== Excerpt provided ==
Ground No. 3: In this ground the assessee has challenged the action of lower authorities in not allowing the benefit of set off of brought forward long term capital loss. It was submitted before us that though the return for A.Y. 2006-07 was filed on 30th October 2006 i.e. within the time limit extended by the Central Board of Direct Taxes vide its notification dated 24th July 2006, but the AO omitted to grant the benefit of set off of brought forward long term capital loss under some erroneous assumption of facts with regard to time limit of filing of return and actual date of file of return. 4.1. We find that it is a matter of proper verification of facts and therefore, this issue is sent back to the file of the AO to verify the requisite facts with regard to actual date of filing of return and extended due date of filing of return and claim made by the assessee in the return of income filed in A.Y. 2006-07 with respect to carry forward of long term capital loss. The AO shall give opportunity of hearing to the assessee to file requisite details and documents before deciding this issue afresh after considering entire material brought on record by the assessee. The assessee is free to raise all legal and factual issues in this regard. Thus, with these directions this issue is sent back to the file of the AO and therefore ground no.3 may be treated as allowed for statistical purposes.

== Records supplied ==
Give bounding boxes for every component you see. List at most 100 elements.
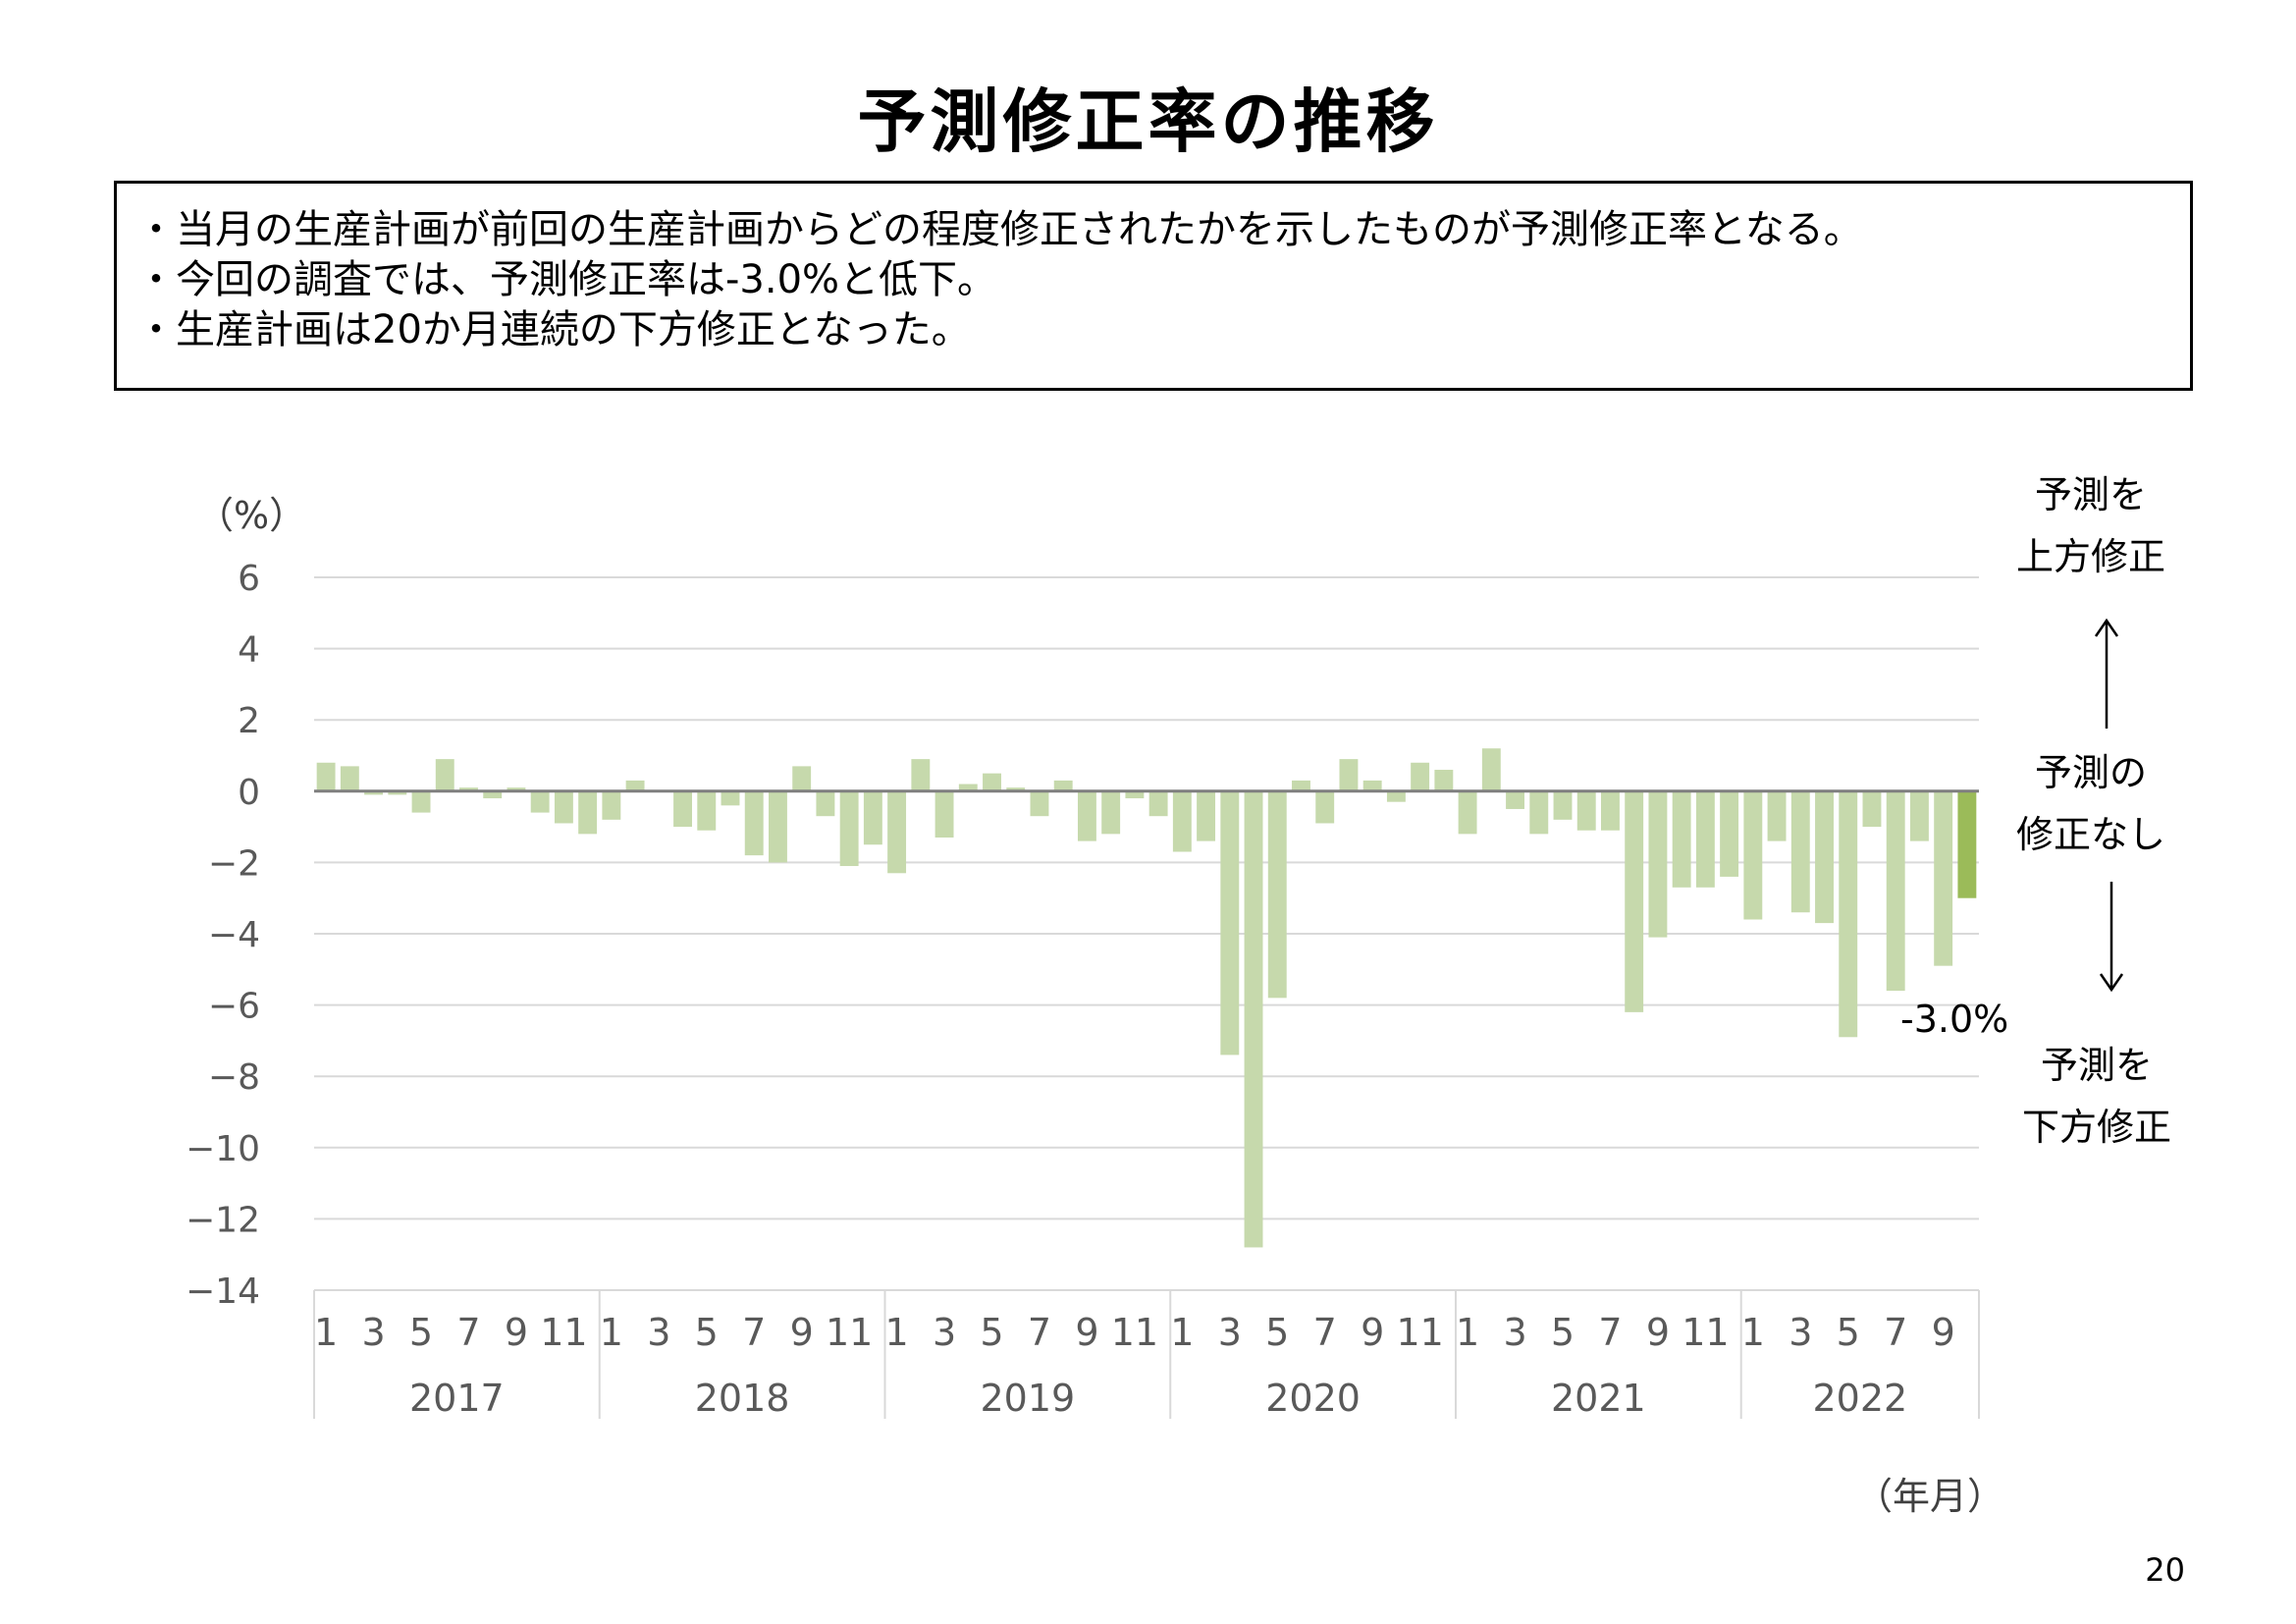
bar	[1197, 790, 1216, 841]
x-month-label: 11	[1396, 1311, 1443, 1354]
bar	[1172, 790, 1192, 852]
x-month-label: 3	[647, 1311, 670, 1354]
x-month-label: 9	[790, 1311, 814, 1354]
x-month-label: 11	[1682, 1311, 1729, 1354]
bar	[340, 766, 359, 791]
bar	[578, 790, 598, 835]
x-month-label: 1	[1456, 1311, 1479, 1354]
bar	[1362, 780, 1382, 791]
bar	[530, 790, 550, 813]
bar	[1339, 759, 1359, 791]
bar-layer	[316, 748, 1977, 1248]
bar	[721, 790, 740, 806]
x-month-label: 1	[314, 1311, 338, 1354]
x-year-label: 2017	[409, 1377, 505, 1420]
bar	[1886, 790, 1905, 992]
bar	[673, 790, 692, 828]
arrow-up-icon	[2094, 618, 2119, 729]
page-number: 20	[2145, 1551, 2185, 1589]
bar	[1125, 790, 1145, 799]
bar	[887, 790, 907, 874]
bar	[1767, 790, 1787, 841]
bar	[1672, 790, 1691, 888]
y-tick-label: 0	[238, 773, 260, 813]
x-month-label: 1	[600, 1311, 623, 1354]
bar	[1006, 787, 1026, 791]
bar	[1077, 790, 1096, 841]
x-month-label: 7	[1598, 1311, 1622, 1354]
bar	[1553, 790, 1573, 820]
x-month-label: 3	[1789, 1311, 1812, 1354]
side-label-down-line2: 下方修正	[2022, 1106, 2171, 1149]
x-month-label: 5	[409, 1311, 433, 1354]
y-tick-label: −8	[208, 1057, 260, 1098]
y-tick-label: 2	[238, 701, 260, 741]
bar	[1529, 790, 1549, 835]
x-month-label: 9	[1932, 1311, 1955, 1354]
bar	[839, 790, 859, 867]
bar	[1839, 790, 1858, 1038]
x-month-label: 5	[980, 1311, 1003, 1354]
bar	[1267, 790, 1287, 999]
bar	[507, 787, 526, 791]
arrow-down-icon	[2099, 882, 2124, 993]
y-tick-label: −2	[208, 843, 260, 884]
x-month-label: 11	[826, 1311, 873, 1354]
bar-latest	[1957, 790, 1977, 898]
x-month-label: 9	[505, 1311, 528, 1354]
bar	[1148, 790, 1168, 817]
bar	[1815, 790, 1834, 924]
bar	[911, 759, 931, 791]
x-year-label: 2020	[1265, 1377, 1361, 1420]
x-month-label: 9	[1075, 1311, 1098, 1354]
x-month-label: 1	[1741, 1311, 1765, 1354]
bar	[459, 787, 478, 791]
bar	[697, 790, 717, 831]
bar	[1244, 790, 1263, 1248]
summary-line-3: ・生産計画は20か月連続の下方修正となった。	[136, 307, 971, 352]
bar	[1030, 790, 1049, 817]
x-month-label: 11	[1111, 1311, 1158, 1354]
x-month-label: 7	[1313, 1311, 1337, 1354]
bar	[388, 790, 407, 795]
bar	[983, 773, 1001, 791]
x-month-label: 5	[1551, 1311, 1575, 1354]
bar	[1506, 790, 1524, 809]
bar	[1481, 748, 1501, 791]
bar	[483, 790, 503, 799]
side-label-none-line1: 予測の	[2035, 751, 2147, 794]
bar	[411, 790, 431, 813]
x-axis-label: （年月）	[1855, 1475, 2004, 1518]
page-title: 予測修正率の推移	[857, 81, 1439, 162]
bar	[792, 766, 812, 791]
bar	[1101, 790, 1121, 835]
bar	[1601, 790, 1620, 831]
bar	[1743, 790, 1763, 920]
x-month-label: 3	[933, 1311, 956, 1354]
side-label-up-line1: 予測を	[2035, 473, 2147, 516]
x-month-label: 7	[1884, 1311, 1907, 1354]
bar	[744, 790, 764, 856]
bar	[1720, 790, 1739, 877]
x-month-label: 7	[1028, 1311, 1051, 1354]
bar	[769, 790, 787, 863]
bar	[316, 762, 336, 791]
bar	[1053, 780, 1073, 791]
y-tick-label: 6	[238, 559, 260, 599]
bar	[602, 790, 621, 820]
x-month-label: 9	[1361, 1311, 1384, 1354]
summary-box: ・当月の生産計画が前回の生産計画からどの程度修正されたかを示したものが予測修正率…	[114, 181, 2193, 391]
x-month-label: 11	[540, 1311, 587, 1354]
bar	[1695, 790, 1715, 888]
bar	[1220, 790, 1240, 1056]
x-month-label: 3	[1503, 1311, 1526, 1354]
x-month-label: 3	[361, 1311, 385, 1354]
x-year-label: 2021	[1551, 1377, 1646, 1420]
side-label-up-line2: 上方修正	[2016, 535, 2165, 578]
x-year-label: 2019	[980, 1377, 1075, 1420]
x-month-label: 1	[885, 1311, 909, 1354]
bar	[1909, 790, 1929, 841]
x-year-label: 2022	[1812, 1377, 1907, 1420]
side-label-none-line2: 修正なし	[2016, 813, 2165, 856]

== Work instructions ==
1 > List each line of the listing that contains the string "side".
2 > Write the next part of the tax appeal order, picking up after its final sentence.

== The results ==
1 >
side-label-down-line2: 下方修正	[2022, 1106, 2171, 1149]
side-label-none-line1: 予測の	[2035, 751, 2147, 794]
side-label-up-line1: 予測を	[2035, 473, 2147, 516]
side-label-up-line2: 上方修正	[2016, 535, 2165, 578]
side-label-none-line2: 修正なし	[2016, 813, 2165, 856]

2 >
8 United Builders 5. Ground Nos. 4 & 5. These grounds are general and do not need any specific adjudication and thus dismissed.
The assessee has also raised an additional ground with respect to jurisdictional validity of order passed u/s 263 as well as order passed u/s 143(3) read with section 263. Since we have allowed the relief to the assessee on merits, therefore, with the consent of the parties we do not find it appropriate to go into the additional ground at this stage by treating it as infructuous.
In the result, the appeal filed by the Assessee is allowed.
Order pronounced in the open court on 29th July, 2016.